### SELECTED EXTRACT

2) A round of applause goes to the editors who showed an enormous level of restraint by not reversing the order of the words so that it read “Inside Kim“. Or maybe they did, but the second the first copy came out of the printer, Kris Jenner appeared through a firey hole in the floor and demanded a cut of the profits from people who bought the magazine expecting to find porn.
On to the interview. Kim really has nothing to sell or promote, so Kim just talks about Kim. And her kreator Kanye West. She also talks about her Where’s Waldo of a brother, Rob Kardashian, and manages to read his ass while doing so. Awww, what a great big sister!
Kanye West headlined the Glastonbury Festival on Saturday night, and British comedian Simon Brodkin bum-rushed the show as his “Lee Nelson” character. Instead of realizing he’s had this coming for a long time and playing along, Kanye acted like a gaping asshole. Which is not a character. He had security yank Brodkin away. He also demanded that the guy backstage who pushes the play button press pause so he could start “Black Skinhead” over again. Cut to a Scientology-approved yert in which Beck is nodding approvingly. Then cut over to Karlie Kloss’ hotel room where Taylor Swift is French-braiding Karlie’s hair and beginning every sentence with “Imma let you finish but Lee Nelson had…” before tee-hee-heeing.

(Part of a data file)
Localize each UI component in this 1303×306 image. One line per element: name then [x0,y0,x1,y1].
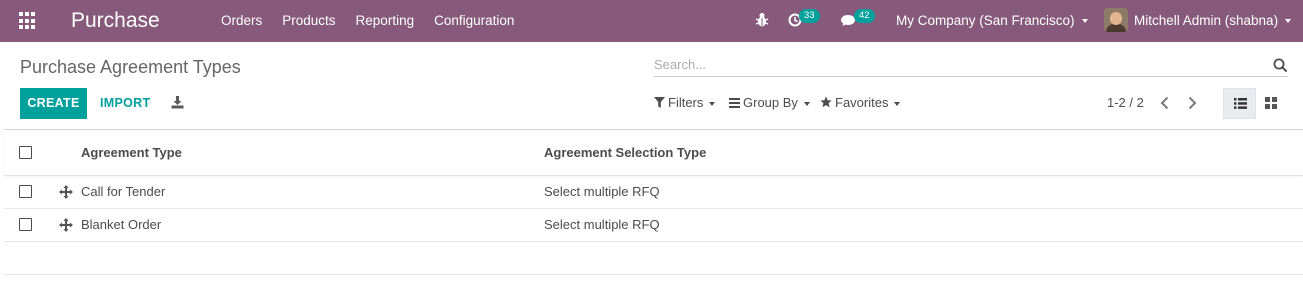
user-name: Mitchell Admin (shabna) [1134,13,1279,28]
kanban-view-button[interactable] [1256,88,1286,119]
import-button[interactable]: IMPORT [100,88,150,119]
drag-handle-icon[interactable] [59,218,73,232]
filters-dropdown[interactable]: Filters [654,94,716,112]
list-view-icon [1234,98,1247,109]
chevron-left-icon[interactable] [1159,96,1171,110]
download-icon[interactable] [171,96,184,109]
group-by-icon [729,98,740,108]
chevron-down-icon [1081,19,1088,24]
group-by-dropdown[interactable]: Group By [729,94,810,112]
column-agreement-type[interactable]: Agreement Type [81,145,182,161]
agreement-type-cell: Call for Tender [81,184,166,199]
app-title[interactable]: Purchase [71,7,160,34]
empty-row [4,275,1303,306]
activity-count-badge: 33 [799,9,820,23]
table-row[interactable]: Blanket Order Select multiple RFQ [4,209,1303,242]
menu-orders[interactable]: Orders [211,0,272,42]
menu-reporting[interactable]: Reporting [346,0,425,42]
select-all-checkbox[interactable] [19,146,32,159]
company-switcher[interactable]: My Company (San Francisco) [896,0,1088,42]
chevron-right-icon[interactable] [1186,96,1198,110]
kanban-view-icon [1265,97,1277,109]
pager-value[interactable]: 1-2 / 2 [1107,95,1144,111]
apps-icon[interactable] [19,12,37,30]
agreement-selection-cell: Select multiple RFQ [544,184,660,199]
row-checkbox[interactable] [19,218,32,231]
messaging-button[interactable]: 42 [840,9,876,32]
company-name: My Company (San Francisco) [896,13,1075,28]
filter-icon [654,97,665,108]
agreement-selection-cell: Select multiple RFQ [544,217,660,232]
group-by-label: Group By [743,95,798,110]
main-navbar: Purchase Orders Products Reporting Confi… [0,0,1303,42]
create-button[interactable]: CREATE [20,88,87,119]
activity-button[interactable]: 33 [788,9,822,32]
search-icon[interactable] [1273,58,1288,73]
page-title: Purchase Agreement Types [20,57,241,77]
menu-configuration[interactable]: Configuration [424,0,524,42]
top-menu: Orders Products Reporting Configuration [211,0,524,42]
column-agreement-selection-type[interactable]: Agreement Selection Type [544,145,706,161]
search-input[interactable] [654,54,1254,74]
agreement-type-cell: Blanket Order [81,217,162,232]
avatar [1104,8,1128,32]
message-count-badge: 42 [854,9,875,23]
empty-row [4,242,1303,275]
favorites-dropdown[interactable]: Favorites [820,94,901,112]
star-icon [820,96,832,108]
table-row[interactable]: Call for Tender Select multiple RFQ [4,176,1303,209]
filters-label: Filters [668,95,704,110]
bug-icon[interactable] [755,12,769,28]
favorites-label: Favorites [835,95,889,110]
list-view-button[interactable] [1223,88,1256,119]
chevron-down-icon [1285,19,1292,24]
search-bar [654,54,1288,77]
table-header: Agreement Type Agreement Selection Type [4,130,1303,176]
drag-handle-icon[interactable] [59,185,73,199]
list-table: Agreement Type Agreement Selection Type … [4,129,1303,306]
row-checkbox[interactable] [19,185,32,198]
menu-products[interactable]: Products [272,0,345,42]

### LIST OF TASKS
**A)** Duplicate the celebrity gossip piece between "On to the interview." and "great big sister!", inclusive.
**B)** Name every real person the celebrity gossip piece identifies by both a first and a last name.
The listing has no connection to the celebrity gossip piece.

### SOLUTIONS FOR EACH TASK
**A)**
On to the interview. Kim really has nothing to sell or promote, so Kim just talks about Kim. And her kreator Kanye West. She also talks about her Where’s Waldo of a brother, Rob Kardashian, and manages to read his ass while doing so. Awww, what a great big sister!

**B)** Kris Jenner, Kanye West, Rob Kardashian, Simon Brodkin, Karlie Kloss, Taylor Swift